REQUIRED TASK -
Set down all of the data that follows word for word, without the images.

Source records -

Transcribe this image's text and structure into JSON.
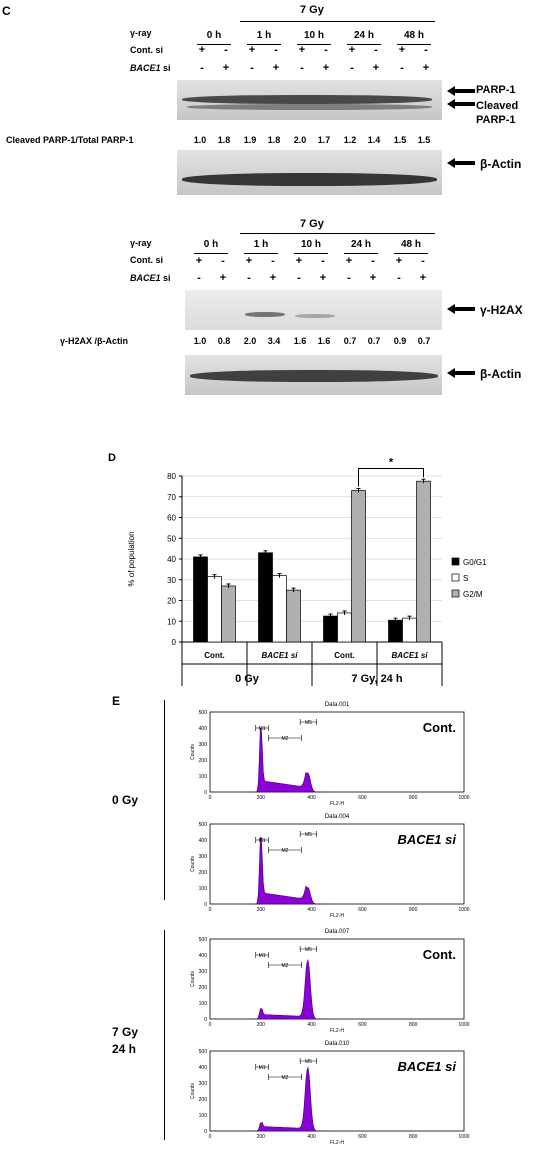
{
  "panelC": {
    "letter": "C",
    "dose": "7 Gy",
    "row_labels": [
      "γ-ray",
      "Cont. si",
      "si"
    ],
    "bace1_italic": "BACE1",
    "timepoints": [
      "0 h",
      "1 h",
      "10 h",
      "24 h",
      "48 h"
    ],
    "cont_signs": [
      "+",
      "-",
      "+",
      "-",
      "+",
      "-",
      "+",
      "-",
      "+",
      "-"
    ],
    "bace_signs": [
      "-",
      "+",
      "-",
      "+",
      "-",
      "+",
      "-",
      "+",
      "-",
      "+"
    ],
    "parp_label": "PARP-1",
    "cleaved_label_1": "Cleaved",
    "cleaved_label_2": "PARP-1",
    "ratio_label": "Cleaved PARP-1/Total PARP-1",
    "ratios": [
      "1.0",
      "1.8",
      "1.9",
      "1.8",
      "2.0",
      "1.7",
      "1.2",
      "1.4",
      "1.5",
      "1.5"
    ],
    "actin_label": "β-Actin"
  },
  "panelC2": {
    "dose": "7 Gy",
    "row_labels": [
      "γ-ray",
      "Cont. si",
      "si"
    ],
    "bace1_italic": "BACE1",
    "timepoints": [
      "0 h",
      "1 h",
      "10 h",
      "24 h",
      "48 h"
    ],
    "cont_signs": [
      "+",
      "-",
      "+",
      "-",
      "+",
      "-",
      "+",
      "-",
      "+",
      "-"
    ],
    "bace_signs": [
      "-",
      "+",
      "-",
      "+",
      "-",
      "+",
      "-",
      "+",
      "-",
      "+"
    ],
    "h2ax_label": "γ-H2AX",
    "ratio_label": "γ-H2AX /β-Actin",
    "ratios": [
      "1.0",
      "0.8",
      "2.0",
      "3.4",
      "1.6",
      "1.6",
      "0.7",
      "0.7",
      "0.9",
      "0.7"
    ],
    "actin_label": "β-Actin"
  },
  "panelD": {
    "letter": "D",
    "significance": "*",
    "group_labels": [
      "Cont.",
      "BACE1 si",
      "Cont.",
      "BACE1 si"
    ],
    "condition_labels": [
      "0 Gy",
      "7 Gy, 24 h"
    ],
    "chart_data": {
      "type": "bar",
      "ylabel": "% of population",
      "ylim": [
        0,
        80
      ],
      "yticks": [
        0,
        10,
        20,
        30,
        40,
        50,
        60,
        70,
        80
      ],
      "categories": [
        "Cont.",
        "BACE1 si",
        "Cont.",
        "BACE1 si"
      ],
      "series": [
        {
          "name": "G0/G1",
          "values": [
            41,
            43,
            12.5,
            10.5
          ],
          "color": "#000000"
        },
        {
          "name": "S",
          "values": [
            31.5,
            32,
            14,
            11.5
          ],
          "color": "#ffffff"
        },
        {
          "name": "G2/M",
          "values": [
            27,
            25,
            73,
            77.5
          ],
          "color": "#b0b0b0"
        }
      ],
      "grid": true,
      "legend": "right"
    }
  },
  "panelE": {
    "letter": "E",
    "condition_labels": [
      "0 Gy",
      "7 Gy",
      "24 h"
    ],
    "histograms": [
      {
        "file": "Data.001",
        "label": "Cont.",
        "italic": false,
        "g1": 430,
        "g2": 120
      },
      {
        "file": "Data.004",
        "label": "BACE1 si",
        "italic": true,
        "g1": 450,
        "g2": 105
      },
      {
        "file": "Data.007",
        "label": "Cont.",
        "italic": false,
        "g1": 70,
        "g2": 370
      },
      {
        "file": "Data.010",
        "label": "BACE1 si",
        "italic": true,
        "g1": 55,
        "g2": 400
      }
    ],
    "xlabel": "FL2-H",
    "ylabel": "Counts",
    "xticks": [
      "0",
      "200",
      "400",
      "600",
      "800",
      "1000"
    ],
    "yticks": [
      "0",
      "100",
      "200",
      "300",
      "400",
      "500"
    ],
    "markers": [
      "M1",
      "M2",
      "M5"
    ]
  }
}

COMPLETED TASK -
Transcribe this image's text and structure into JSON.
{
  "panelC": {
    "letter": "C",
    "dose": "7 Gy",
    "row_labels": [
      "γ-ray",
      "Cont. si",
      "si"
    ],
    "bace1_italic": "BACE1",
    "timepoints": [
      "0 h",
      "1 h",
      "10 h",
      "24 h",
      "48 h"
    ],
    "cont_signs": [
      "+",
      "-",
      "+",
      "-",
      "+",
      "-",
      "+",
      "-",
      "+",
      "-"
    ],
    "bace_signs": [
      "-",
      "+",
      "-",
      "+",
      "-",
      "+",
      "-",
      "+",
      "-",
      "+"
    ],
    "parp_label": "PARP-1",
    "cleaved_label_1": "Cleaved",
    "cleaved_label_2": "PARP-1",
    "ratio_label": "Cleaved PARP-1/Total PARP-1",
    "ratios": [
      "1.0",
      "1.8",
      "1.9",
      "1.8",
      "2.0",
      "1.7",
      "1.2",
      "1.4",
      "1.5",
      "1.5"
    ],
    "actin_label": "β-Actin"
  },
  "panelC2": {
    "dose": "7 Gy",
    "row_labels": [
      "γ-ray",
      "Cont. si",
      "si"
    ],
    "bace1_italic": "BACE1",
    "timepoints": [
      "0 h",
      "1 h",
      "10 h",
      "24 h",
      "48 h"
    ],
    "cont_signs": [
      "+",
      "-",
      "+",
      "-",
      "+",
      "-",
      "+",
      "-",
      "+",
      "-"
    ],
    "bace_signs": [
      "-",
      "+",
      "-",
      "+",
      "-",
      "+",
      "-",
      "+",
      "-",
      "+"
    ],
    "h2ax_label": "γ-H2AX",
    "ratio_label": "γ-H2AX /β-Actin",
    "ratios": [
      "1.0",
      "0.8",
      "2.0",
      "3.4",
      "1.6",
      "1.6",
      "0.7",
      "0.7",
      "0.9",
      "0.7"
    ],
    "actin_label": "β-Actin"
  },
  "panelD": {
    "letter": "D",
    "significance": "*",
    "group_labels": [
      "Cont.",
      "BACE1 si",
      "Cont.",
      "BACE1 si"
    ],
    "condition_labels": [
      "0 Gy",
      "7 Gy, 24 h"
    ],
    "chart_data": {
      "type": "bar",
      "ylabel": "% of population",
      "ylim": [
        0,
        80
      ],
      "yticks": [
        0,
        10,
        20,
        30,
        40,
        50,
        60,
        70,
        80
      ],
      "categories": [
        "Cont.",
        "BACE1 si",
        "Cont.",
        "BACE1 si"
      ],
      "series": [
        {
          "name": "G0/G1",
          "values": [
            41,
            43,
            12.5,
            10.5
          ],
          "color": "#000000"
        },
        {
          "name": "S",
          "values": [
            31.5,
            32,
            14,
            11.5
          ],
          "color": "#ffffff"
        },
        {
          "name": "G2/M",
          "values": [
            27,
            25,
            73,
            77.5
          ],
          "color": "#b0b0b0"
        }
      ],
      "grid": true,
      "legend": "right"
    }
  },
  "panelE": {
    "letter": "E",
    "condition_labels": [
      "0 Gy",
      "7 Gy",
      "24 h"
    ],
    "histograms": [
      {
        "file": "Data.001",
        "label": "Cont.",
        "italic": false,
        "g1": 430,
        "g2": 120
      },
      {
        "file": "Data.004",
        "label": "BACE1 si",
        "italic": true,
        "g1": 450,
        "g2": 105
      },
      {
        "file": "Data.007",
        "label": "Cont.",
        "italic": false,
        "g1": 70,
        "g2": 370
      },
      {
        "file": "Data.010",
        "label": "BACE1 si",
        "italic": true,
        "g1": 55,
        "g2": 400
      }
    ],
    "xlabel": "FL2-H",
    "ylabel": "Counts",
    "xticks": [
      "0",
      "200",
      "400",
      "600",
      "800",
      "1000"
    ],
    "yticks": [
      "0",
      "100",
      "200",
      "300",
      "400",
      "500"
    ],
    "markers": [
      "M1",
      "M2",
      "M5"
    ]
  }
}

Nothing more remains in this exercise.